** Texte source **
◇ ◇ ◇ ◇ ◇ ◇ ◇

Chez Google, les SRE répondent à ces questions dès la prise en charge d’un nouveau service, dans le cadre d'une revue de préparation à la production (PRR – Production Readiness Review). L'objectif de cette analyse des risques n'est pas de vous inciter à modifier vos SLO, mais plutôt de hiérarchiser (et de communiquer sur) les risques liés à un service donné, afin que vous puissiez évaluer si vous serez en mesure de respecter vos SLO, avec ou sans modification du service. En outre, une telle analyse peut vous aider à identifier les risques les plus importants, avec comme volonté finale de les hiérarchiser et de les atténuer.

« Vous pouvez rendre votre service plus fiable en identifiant et en atténuant les risques. »

Les bases de l'analyse des risques

Avant de pouvoir évaluer et hiérarchiser vos risques, vous devez dresser une liste exhaustive des éléments à surveiller. Cet article a justement pour vocation de fournir quelques lignes directrices aux équipes chargées de réfléchir à tous les risques potentiels liés à une application ou un service. Une fois cette liste établie, nous vous montrerons comment analyser et hiérarchiser les risques que vous avez identifiés.

Quels sont les risques à prendre en compte ?

Lors d’un brainstorming sur les risques potentiels, il est important d’essayer de les cartographier en les regroupant dans différentes catégories : risques liés aux dépendances, à la surveillance, aux ressources, aux opérations, au processus de publication. Pour chacun d’eux, imaginez ce qui se passera si des défaillances spécifiques se produisent, par exemple si un fournisseur tiers est en panne ou si vous introduisez un bug applicatif ou de configuration.

Lorsque vous réfléchissez aux mesures à mettre en place, posez-vous les questions suivantes :

  • Y a-t-il des lacunes dans vos capacités d’observabilité ?

  • Avez-vous des alertes pour ce SLI spécifique ?

  • Collectez-vous déjà les mesures utiles ?

Veillez également à cartographier toutes les dépendances de surveillance et d'alerte. Typiquement, que se passe-t-il si un système managé que vous utilisez tombe en panne ?

Idéalement, il vous faudra identifier les risques associés à chaque point de défaillance pour chaque composant critique dans un parcours utilisateur critique, ou CUJ. Et après avoir identifié ces risques, il vous faudra les quantifier :

  • Quel pourcentage d'utilisateurs sera affecté par la défaillance ?

  • À quelle fréquence estimez-vous que cette défaillance se produira ?

  • Combien de temps faudra-t-il pour détecter la défaillance ?

Il est également très utile de recueillir des informations sur tout incident survenu au cours de l'année écoulée et ayant impacté les CUJ. Un brainstorming repose essentiellement sur votre intuition. Mais s'appuyer sur des données historiques fournit des estimations plus précises et un bon point de départ pour cerner les incidents réels. Typiquement, vous pouvez envisager des incidents tels que :

  • Un incident de configuration qui réduit la capacité, provoquant une surcharge et des requêtes abandonnées.

◇ ◇ ◇ ◇ ◇ ◇ ◇

** Données enregistrées **
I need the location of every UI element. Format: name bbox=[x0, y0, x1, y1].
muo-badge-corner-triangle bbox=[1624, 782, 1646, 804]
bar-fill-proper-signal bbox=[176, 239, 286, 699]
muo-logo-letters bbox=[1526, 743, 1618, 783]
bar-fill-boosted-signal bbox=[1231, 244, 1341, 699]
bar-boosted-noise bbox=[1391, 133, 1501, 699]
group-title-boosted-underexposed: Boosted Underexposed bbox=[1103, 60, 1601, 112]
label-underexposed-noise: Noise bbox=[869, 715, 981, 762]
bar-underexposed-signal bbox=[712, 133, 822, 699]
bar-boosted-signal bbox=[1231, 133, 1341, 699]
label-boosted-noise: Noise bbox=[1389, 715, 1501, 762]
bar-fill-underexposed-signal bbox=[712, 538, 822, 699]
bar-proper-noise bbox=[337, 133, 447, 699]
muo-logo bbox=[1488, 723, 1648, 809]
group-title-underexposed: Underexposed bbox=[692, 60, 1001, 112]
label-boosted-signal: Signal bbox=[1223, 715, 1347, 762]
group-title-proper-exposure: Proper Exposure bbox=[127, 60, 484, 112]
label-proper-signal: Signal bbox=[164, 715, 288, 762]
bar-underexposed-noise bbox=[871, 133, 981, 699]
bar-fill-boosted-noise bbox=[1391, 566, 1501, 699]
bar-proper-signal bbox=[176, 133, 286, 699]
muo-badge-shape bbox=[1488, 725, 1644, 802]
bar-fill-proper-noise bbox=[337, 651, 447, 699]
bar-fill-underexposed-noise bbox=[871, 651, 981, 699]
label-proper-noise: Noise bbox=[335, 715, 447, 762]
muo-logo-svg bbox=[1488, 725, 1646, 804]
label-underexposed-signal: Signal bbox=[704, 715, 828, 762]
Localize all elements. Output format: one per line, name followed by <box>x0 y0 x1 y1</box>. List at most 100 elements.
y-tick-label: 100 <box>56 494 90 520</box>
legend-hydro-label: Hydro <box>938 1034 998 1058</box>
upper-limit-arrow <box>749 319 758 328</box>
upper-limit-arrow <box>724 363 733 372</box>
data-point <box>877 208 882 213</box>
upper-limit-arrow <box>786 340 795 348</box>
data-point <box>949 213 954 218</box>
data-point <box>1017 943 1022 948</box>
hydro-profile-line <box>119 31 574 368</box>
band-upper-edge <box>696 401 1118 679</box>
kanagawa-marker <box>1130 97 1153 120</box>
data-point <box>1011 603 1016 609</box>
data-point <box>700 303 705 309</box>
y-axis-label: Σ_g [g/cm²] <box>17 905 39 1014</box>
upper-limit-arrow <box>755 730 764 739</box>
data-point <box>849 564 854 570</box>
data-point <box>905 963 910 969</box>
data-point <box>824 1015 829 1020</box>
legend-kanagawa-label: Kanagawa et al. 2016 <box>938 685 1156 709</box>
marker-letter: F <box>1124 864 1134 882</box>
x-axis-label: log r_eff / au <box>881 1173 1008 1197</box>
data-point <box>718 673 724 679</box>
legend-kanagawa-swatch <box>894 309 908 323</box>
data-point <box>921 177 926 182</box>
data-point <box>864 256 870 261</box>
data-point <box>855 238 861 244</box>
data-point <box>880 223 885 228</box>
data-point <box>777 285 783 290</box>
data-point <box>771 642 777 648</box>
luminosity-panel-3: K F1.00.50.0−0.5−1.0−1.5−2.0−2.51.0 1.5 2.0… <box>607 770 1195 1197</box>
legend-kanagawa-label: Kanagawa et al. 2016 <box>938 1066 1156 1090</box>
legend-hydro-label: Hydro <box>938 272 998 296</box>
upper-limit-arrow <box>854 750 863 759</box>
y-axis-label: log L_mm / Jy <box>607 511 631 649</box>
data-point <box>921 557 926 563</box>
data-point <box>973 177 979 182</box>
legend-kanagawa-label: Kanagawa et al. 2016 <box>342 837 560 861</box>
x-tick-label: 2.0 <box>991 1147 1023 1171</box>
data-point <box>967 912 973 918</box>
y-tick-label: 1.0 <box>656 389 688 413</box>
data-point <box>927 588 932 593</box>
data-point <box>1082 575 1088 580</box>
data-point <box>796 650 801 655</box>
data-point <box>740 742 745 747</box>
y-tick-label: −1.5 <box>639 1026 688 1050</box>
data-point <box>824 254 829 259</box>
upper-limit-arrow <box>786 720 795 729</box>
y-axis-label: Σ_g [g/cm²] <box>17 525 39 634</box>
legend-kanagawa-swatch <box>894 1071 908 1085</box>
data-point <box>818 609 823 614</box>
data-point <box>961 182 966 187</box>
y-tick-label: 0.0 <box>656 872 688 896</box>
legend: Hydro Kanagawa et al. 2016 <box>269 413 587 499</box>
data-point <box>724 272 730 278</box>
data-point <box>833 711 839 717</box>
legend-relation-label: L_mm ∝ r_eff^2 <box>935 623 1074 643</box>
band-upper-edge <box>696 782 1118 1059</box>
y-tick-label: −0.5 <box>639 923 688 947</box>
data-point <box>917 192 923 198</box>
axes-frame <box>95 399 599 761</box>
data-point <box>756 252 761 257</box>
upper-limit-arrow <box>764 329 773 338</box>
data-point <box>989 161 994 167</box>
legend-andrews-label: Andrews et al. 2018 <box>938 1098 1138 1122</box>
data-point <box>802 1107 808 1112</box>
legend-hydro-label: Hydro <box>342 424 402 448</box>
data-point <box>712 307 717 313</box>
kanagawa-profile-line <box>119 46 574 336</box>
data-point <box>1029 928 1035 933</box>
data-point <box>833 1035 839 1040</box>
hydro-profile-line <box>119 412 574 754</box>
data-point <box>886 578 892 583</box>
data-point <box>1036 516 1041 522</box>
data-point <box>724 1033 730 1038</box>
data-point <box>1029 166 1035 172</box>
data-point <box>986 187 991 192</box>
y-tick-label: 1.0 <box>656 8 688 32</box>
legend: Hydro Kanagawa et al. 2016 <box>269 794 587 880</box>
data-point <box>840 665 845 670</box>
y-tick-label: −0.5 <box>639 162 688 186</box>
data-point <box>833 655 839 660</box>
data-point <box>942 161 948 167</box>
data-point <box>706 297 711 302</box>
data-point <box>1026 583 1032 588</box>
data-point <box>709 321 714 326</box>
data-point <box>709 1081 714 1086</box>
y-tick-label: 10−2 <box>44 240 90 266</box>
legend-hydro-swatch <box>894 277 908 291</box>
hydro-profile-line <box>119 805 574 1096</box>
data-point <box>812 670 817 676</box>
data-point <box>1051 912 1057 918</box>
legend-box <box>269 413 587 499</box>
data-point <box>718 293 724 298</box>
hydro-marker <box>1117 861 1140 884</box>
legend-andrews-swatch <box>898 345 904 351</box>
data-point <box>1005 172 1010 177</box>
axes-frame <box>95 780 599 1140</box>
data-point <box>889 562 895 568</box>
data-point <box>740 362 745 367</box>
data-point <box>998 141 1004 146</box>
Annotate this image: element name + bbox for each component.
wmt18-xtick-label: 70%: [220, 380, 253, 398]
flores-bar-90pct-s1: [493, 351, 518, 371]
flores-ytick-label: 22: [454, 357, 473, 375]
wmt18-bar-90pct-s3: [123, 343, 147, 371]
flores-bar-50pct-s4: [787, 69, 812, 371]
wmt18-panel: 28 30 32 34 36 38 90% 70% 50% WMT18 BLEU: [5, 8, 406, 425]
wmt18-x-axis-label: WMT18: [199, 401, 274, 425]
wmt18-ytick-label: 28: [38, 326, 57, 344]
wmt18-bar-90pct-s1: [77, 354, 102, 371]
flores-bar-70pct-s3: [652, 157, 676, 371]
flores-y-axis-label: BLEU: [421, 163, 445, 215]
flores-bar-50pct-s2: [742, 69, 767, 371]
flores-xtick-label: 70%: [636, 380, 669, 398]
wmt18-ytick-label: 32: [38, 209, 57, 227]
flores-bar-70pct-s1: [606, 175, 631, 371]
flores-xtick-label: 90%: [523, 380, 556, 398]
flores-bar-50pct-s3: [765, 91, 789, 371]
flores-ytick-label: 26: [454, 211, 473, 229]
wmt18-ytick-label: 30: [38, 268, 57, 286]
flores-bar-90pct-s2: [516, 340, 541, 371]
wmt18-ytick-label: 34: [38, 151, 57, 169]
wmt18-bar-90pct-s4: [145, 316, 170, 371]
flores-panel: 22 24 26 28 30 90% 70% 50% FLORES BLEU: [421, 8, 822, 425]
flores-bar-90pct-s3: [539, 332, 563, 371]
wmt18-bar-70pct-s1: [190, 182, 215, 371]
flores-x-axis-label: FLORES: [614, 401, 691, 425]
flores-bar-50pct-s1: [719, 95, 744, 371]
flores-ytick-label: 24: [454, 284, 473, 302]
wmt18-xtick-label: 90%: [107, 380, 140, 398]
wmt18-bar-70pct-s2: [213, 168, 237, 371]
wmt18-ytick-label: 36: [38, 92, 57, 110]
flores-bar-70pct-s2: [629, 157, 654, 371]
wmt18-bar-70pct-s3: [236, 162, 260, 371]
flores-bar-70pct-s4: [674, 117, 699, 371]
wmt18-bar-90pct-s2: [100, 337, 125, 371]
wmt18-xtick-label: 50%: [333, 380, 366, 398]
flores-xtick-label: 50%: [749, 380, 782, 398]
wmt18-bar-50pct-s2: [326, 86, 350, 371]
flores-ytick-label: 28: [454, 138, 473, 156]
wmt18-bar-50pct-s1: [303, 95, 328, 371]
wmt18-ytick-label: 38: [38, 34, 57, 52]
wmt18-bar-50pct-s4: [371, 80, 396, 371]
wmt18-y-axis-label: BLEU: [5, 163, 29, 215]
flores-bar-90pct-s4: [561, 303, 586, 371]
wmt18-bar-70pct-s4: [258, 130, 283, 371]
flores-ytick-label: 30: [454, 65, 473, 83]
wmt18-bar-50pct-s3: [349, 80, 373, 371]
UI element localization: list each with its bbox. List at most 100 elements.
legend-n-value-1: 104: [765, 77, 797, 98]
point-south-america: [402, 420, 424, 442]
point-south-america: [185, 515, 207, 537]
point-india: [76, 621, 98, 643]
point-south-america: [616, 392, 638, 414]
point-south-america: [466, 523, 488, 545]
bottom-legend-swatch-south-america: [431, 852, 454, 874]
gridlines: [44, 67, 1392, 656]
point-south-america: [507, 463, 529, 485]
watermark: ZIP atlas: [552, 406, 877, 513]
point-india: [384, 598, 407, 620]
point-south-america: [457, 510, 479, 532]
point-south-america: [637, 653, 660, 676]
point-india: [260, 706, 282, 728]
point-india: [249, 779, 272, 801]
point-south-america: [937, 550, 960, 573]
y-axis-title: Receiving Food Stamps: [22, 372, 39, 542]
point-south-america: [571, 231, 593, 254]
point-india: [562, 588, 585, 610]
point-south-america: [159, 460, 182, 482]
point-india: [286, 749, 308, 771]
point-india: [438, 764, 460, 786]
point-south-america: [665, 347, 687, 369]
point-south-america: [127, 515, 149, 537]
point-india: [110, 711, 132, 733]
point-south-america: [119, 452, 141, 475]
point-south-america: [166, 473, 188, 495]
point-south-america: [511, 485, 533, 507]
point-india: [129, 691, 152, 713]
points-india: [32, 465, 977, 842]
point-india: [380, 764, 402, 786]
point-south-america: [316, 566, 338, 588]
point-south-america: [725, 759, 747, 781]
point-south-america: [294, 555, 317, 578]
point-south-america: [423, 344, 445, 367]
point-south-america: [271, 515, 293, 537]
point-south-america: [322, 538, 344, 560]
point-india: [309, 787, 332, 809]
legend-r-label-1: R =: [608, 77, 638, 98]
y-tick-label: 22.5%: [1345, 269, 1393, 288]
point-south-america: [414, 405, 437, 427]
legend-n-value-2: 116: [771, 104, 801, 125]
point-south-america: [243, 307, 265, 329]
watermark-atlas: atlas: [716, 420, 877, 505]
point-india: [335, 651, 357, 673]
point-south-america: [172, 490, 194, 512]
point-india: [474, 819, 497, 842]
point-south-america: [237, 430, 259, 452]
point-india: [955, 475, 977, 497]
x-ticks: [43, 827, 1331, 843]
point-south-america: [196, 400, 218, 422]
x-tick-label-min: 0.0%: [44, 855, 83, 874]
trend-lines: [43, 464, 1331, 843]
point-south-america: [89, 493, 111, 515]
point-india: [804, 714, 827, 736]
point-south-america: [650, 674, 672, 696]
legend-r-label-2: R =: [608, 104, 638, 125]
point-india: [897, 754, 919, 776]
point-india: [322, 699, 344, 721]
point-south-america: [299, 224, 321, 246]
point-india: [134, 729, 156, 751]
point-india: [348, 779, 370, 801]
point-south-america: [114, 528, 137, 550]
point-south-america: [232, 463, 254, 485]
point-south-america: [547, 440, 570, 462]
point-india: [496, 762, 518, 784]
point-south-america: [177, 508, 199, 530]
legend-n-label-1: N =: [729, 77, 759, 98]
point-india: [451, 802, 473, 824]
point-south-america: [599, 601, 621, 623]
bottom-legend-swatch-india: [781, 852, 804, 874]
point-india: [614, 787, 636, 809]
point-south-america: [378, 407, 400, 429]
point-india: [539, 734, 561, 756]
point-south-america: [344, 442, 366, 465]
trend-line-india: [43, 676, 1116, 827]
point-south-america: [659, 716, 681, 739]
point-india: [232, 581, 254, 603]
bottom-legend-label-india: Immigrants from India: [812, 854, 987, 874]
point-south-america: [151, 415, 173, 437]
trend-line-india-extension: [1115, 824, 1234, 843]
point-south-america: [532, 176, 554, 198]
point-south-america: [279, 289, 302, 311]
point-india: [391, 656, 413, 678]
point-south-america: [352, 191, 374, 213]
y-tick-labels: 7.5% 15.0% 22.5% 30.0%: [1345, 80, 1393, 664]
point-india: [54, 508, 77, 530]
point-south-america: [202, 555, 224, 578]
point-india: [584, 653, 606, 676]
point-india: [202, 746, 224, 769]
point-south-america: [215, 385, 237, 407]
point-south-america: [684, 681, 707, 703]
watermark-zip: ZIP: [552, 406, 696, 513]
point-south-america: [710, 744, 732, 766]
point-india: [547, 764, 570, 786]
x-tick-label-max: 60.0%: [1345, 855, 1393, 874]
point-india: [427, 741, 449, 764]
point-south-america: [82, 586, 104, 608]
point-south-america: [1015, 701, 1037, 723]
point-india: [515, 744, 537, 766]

◇ ◇ ◇ ◇ ◇ ◇ ◇

** Consigne **
D'après le texte sur l'analyse des risques, répondez brièvement :
(a) À quoi correspond le sigle PRR ?
(b) Dans quelles catégories faut-il regrouper les risques potentiels lors d'un brainstorming ?
(c) Sur quelle période faut-il recueillir les incidents ayant impacté les CUJ ?

** Réponse attendue **
(a) À une revue de préparation à la production (Production Readiness Review).
(b) Risques liés aux dépendances, à la surveillance, aux ressources, aux opérations et au processus de publication.
(c) L'année écoulée.